--- Begin EXERCISE MATERIALS ---

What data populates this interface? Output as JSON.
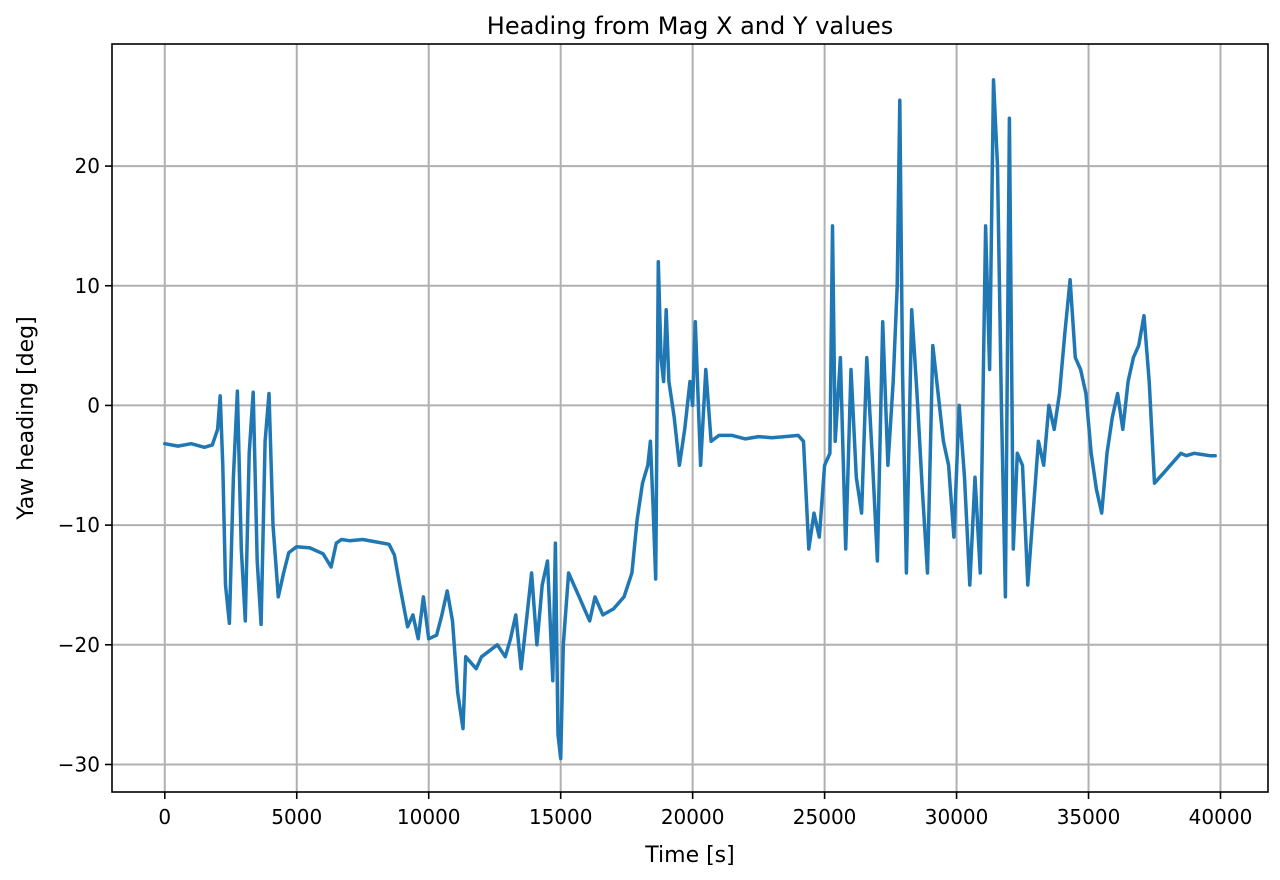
{
  "chart_data": {
    "type": "line",
    "title": "Heading from Mag X and Y values",
    "xlabel": "Time [s]",
    "ylabel": "Yaw heading [deg]",
    "xlim": [
      -2000,
      41800
    ],
    "ylim": [
      -32.3,
      30.2
    ],
    "xticks": [
      0,
      5000,
      10000,
      15000,
      20000,
      25000,
      30000,
      35000,
      40000
    ],
    "xtick_labels": [
      "0",
      "5000",
      "10000",
      "15000",
      "20000",
      "25000",
      "30000",
      "35000",
      "40000"
    ],
    "yticks": [
      -30,
      -20,
      -10,
      0,
      10,
      20
    ],
    "ytick_labels": [
      "−30",
      "−20",
      "−10",
      "0",
      "10",
      "20"
    ],
    "grid": true,
    "series": [
      {
        "color": "#1f77b4",
        "x": [
          0,
          500,
          1000,
          1500,
          1800,
          2000,
          2100,
          2200,
          2300,
          2450,
          2600,
          2750,
          2900,
          3050,
          3200,
          3350,
          3500,
          3650,
          3800,
          3950,
          4100,
          4300,
          4500,
          4700,
          5000,
          5500,
          6000,
          6300,
          6500,
          6700,
          7000,
          7500,
          8000,
          8500,
          8700,
          8900,
          9200,
          9400,
          9600,
          9800,
          10000,
          10300,
          10500,
          10700,
          10900,
          11100,
          11300,
          11400,
          11600,
          11800,
          12000,
          12300,
          12600,
          12900,
          13100,
          13300,
          13500,
          13700,
          13900,
          14100,
          14300,
          14500,
          14700,
          14800,
          14900,
          15000,
          15100,
          15300,
          15500,
          15700,
          15900,
          16100,
          16300,
          16600,
          17000,
          17400,
          17700,
          17900,
          18100,
          18300,
          18400,
          18500,
          18600,
          18700,
          18800,
          18900,
          19000,
          19100,
          19300,
          19500,
          19700,
          19900,
          20000,
          20100,
          20300,
          20500,
          20700,
          21000,
          21500,
          22000,
          22500,
          23000,
          23500,
          24000,
          24200,
          24400,
          24600,
          24800,
          25000,
          25200,
          25300,
          25400,
          25600,
          25800,
          26000,
          26200,
          26400,
          26600,
          26800,
          27000,
          27200,
          27400,
          27600,
          27750,
          27850,
          27950,
          28100,
          28300,
          28500,
          28700,
          28900,
          29100,
          29300,
          29500,
          29700,
          29900,
          30100,
          30300,
          30500,
          30700,
          30900,
          31100,
          31250,
          31400,
          31550,
          31700,
          31850,
          32000,
          32150,
          32300,
          32500,
          32700,
          32900,
          33100,
          33300,
          33500,
          33700,
          33900,
          34100,
          34300,
          34500,
          34700,
          34900,
          35100,
          35300,
          35500,
          35700,
          35900,
          36100,
          36300,
          36500,
          36700,
          36900,
          37100,
          37300,
          37500,
          37700,
          37900,
          38100,
          38300,
          38500,
          38700,
          39000,
          39300,
          39600,
          39800
        ],
        "y": [
          -3.2,
          -3.4,
          -3.2,
          -3.5,
          -3.3,
          -2,
          0.8,
          -5,
          -15,
          -18.2,
          -6,
          1.2,
          -12,
          -18,
          -4,
          1.1,
          -13,
          -18.3,
          -3,
          1,
          -10,
          -16,
          -14,
          -12.3,
          -11.8,
          -11.9,
          -12.4,
          -13.5,
          -11.5,
          -11.2,
          -11.3,
          -11.2,
          -11.4,
          -11.6,
          -12.5,
          -15,
          -18.5,
          -17.5,
          -19.5,
          -16,
          -19.5,
          -19.2,
          -17.5,
          -15.5,
          -18,
          -24,
          -27,
          -21,
          -21.5,
          -22,
          -21,
          -20.5,
          -20,
          -21,
          -19.5,
          -17.5,
          -22,
          -18,
          -14,
          -20,
          -15,
          -13,
          -23,
          -11.5,
          -27.5,
          -29.5,
          -20,
          -14,
          -15,
          -16,
          -17,
          -18,
          -16,
          -17.5,
          -17,
          -16,
          -14,
          -9.5,
          -6.5,
          -5,
          -3,
          -8.5,
          -14.5,
          12,
          4,
          2,
          8,
          2,
          -1,
          -5,
          -2,
          2,
          0,
          7,
          -5,
          3,
          -3,
          -2.5,
          -2.5,
          -2.8,
          -2.6,
          -2.7,
          -2.6,
          -2.5,
          -3,
          -12,
          -9,
          -11,
          -5,
          -4,
          15,
          -3,
          4,
          -12,
          3,
          -6,
          -9,
          4,
          -4,
          -13,
          7,
          -5,
          2,
          10,
          25.5,
          3,
          -14,
          8,
          1,
          -7,
          -14,
          5,
          1,
          -3,
          -5,
          -11,
          0,
          -6,
          -15,
          -6,
          -14,
          15,
          3,
          27.2,
          20,
          0,
          -16,
          24,
          -12,
          -4,
          -5,
          -15,
          -9,
          -3,
          -5,
          0,
          -2,
          1,
          6,
          10.5,
          4,
          3,
          1,
          -4,
          -7,
          -9,
          -4,
          -1,
          1,
          -2,
          2,
          4,
          5,
          7.5,
          2,
          -6.5,
          -6,
          -5.5,
          -5,
          -4.5,
          -4,
          -4.2,
          -4,
          -4.1,
          -4.2,
          -4.2
        ]
      }
    ]
  }
}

--- End EXERCISE MATERIALS ---

*GIVEN TASK*
Reproduce the material in full, word for word, and omit the pictures.

*FINAL RESULT*
What data populates this interface? Output as JSON.
{
  "chart_data": {
    "type": "line",
    "title": "Heading from Mag X and Y values",
    "xlabel": "Time [s]",
    "ylabel": "Yaw heading [deg]",
    "xlim": [
      -2000,
      41800
    ],
    "ylim": [
      -32.3,
      30.2
    ],
    "xticks": [
      0,
      5000,
      10000,
      15000,
      20000,
      25000,
      30000,
      35000,
      40000
    ],
    "xtick_labels": [
      "0",
      "5000",
      "10000",
      "15000",
      "20000",
      "25000",
      "30000",
      "35000",
      "40000"
    ],
    "yticks": [
      -30,
      -20,
      -10,
      0,
      10,
      20
    ],
    "ytick_labels": [
      "−30",
      "−20",
      "−10",
      "0",
      "10",
      "20"
    ],
    "grid": true,
    "series": [
      {
        "color": "#1f77b4",
        "x": [
          0,
          500,
          1000,
          1500,
          1800,
          2000,
          2100,
          2200,
          2300,
          2450,
          2600,
          2750,
          2900,
          3050,
          3200,
          3350,
          3500,
          3650,
          3800,
          3950,
          4100,
          4300,
          4500,
          4700,
          5000,
          5500,
          6000,
          6300,
          6500,
          6700,
          7000,
          7500,
          8000,
          8500,
          8700,
          8900,
          9200,
          9400,
          9600,
          9800,
          10000,
          10300,
          10500,
          10700,
          10900,
          11100,
          11300,
          11400,
          11600,
          11800,
          12000,
          12300,
          12600,
          12900,
          13100,
          13300,
          13500,
          13700,
          13900,
          14100,
          14300,
          14500,
          14700,
          14800,
          14900,
          15000,
          15100,
          15300,
          15500,
          15700,
          15900,
          16100,
          16300,
          16600,
          17000,
          17400,
          17700,
          17900,
          18100,
          18300,
          18400,
          18500,
          18600,
          18700,
          18800,
          18900,
          19000,
          19100,
          19300,
          19500,
          19700,
          19900,
          20000,
          20100,
          20300,
          20500,
          20700,
          21000,
          21500,
          22000,
          22500,
          23000,
          23500,
          24000,
          24200,
          24400,
          24600,
          24800,
          25000,
          25200,
          25300,
          25400,
          25600,
          25800,
          26000,
          26200,
          26400,
          26600,
          26800,
          27000,
          27200,
          27400,
          27600,
          27750,
          27850,
          27950,
          28100,
          28300,
          28500,
          28700,
          28900,
          29100,
          29300,
          29500,
          29700,
          29900,
          30100,
          30300,
          30500,
          30700,
          30900,
          31100,
          31250,
          31400,
          31550,
          31700,
          31850,
          32000,
          32150,
          32300,
          32500,
          32700,
          32900,
          33100,
          33300,
          33500,
          33700,
          33900,
          34100,
          34300,
          34500,
          34700,
          34900,
          35100,
          35300,
          35500,
          35700,
          35900,
          36100,
          36300,
          36500,
          36700,
          36900,
          37100,
          37300,
          37500,
          37700,
          37900,
          38100,
          38300,
          38500,
          38700,
          39000,
          39300,
          39600,
          39800
        ],
        "y": [
          -3.2,
          -3.4,
          -3.2,
          -3.5,
          -3.3,
          -2,
          0.8,
          -5,
          -15,
          -18.2,
          -6,
          1.2,
          -12,
          -18,
          -4,
          1.1,
          -13,
          -18.3,
          -3,
          1,
          -10,
          -16,
          -14,
          -12.3,
          -11.8,
          -11.9,
          -12.4,
          -13.5,
          -11.5,
          -11.2,
          -11.3,
          -11.2,
          -11.4,
          -11.6,
          -12.5,
          -15,
          -18.5,
          -17.5,
          -19.5,
          -16,
          -19.5,
          -19.2,
          -17.5,
          -15.5,
          -18,
          -24,
          -27,
          -21,
          -21.5,
          -22,
          -21,
          -20.5,
          -20,
          -21,
          -19.5,
          -17.5,
          -22,
          -18,
          -14,
          -20,
          -15,
          -13,
          -23,
          -11.5,
          -27.5,
          -29.5,
          -20,
          -14,
          -15,
          -16,
          -17,
          -18,
          -16,
          -17.5,
          -17,
          -16,
          -14,
          -9.5,
          -6.5,
          -5,
          -3,
          -8.5,
          -14.5,
          12,
          4,
          2,
          8,
          2,
          -1,
          -5,
          -2,
          2,
          0,
          7,
          -5,
          3,
          -3,
          -2.5,
          -2.5,
          -2.8,
          -2.6,
          -2.7,
          -2.6,
          -2.5,
          -3,
          -12,
          -9,
          -11,
          -5,
          -4,
          15,
          -3,
          4,
          -12,
          3,
          -6,
          -9,
          4,
          -4,
          -13,
          7,
          -5,
          2,
          10,
          25.5,
          3,
          -14,
          8,
          1,
          -7,
          -14,
          5,
          1,
          -3,
          -5,
          -11,
          0,
          -6,
          -15,
          -6,
          -14,
          15,
          3,
          27.2,
          20,
          0,
          -16,
          24,
          -12,
          -4,
          -5,
          -15,
          -9,
          -3,
          -5,
          0,
          -2,
          1,
          6,
          10.5,
          4,
          3,
          1,
          -4,
          -7,
          -9,
          -4,
          -1,
          1,
          -2,
          2,
          4,
          5,
          7.5,
          2,
          -6.5,
          -6,
          -5.5,
          -5,
          -4.5,
          -4,
          -4.2,
          -4,
          -4.1,
          -4.2,
          -4.2
        ]
      }
    ]
  }
}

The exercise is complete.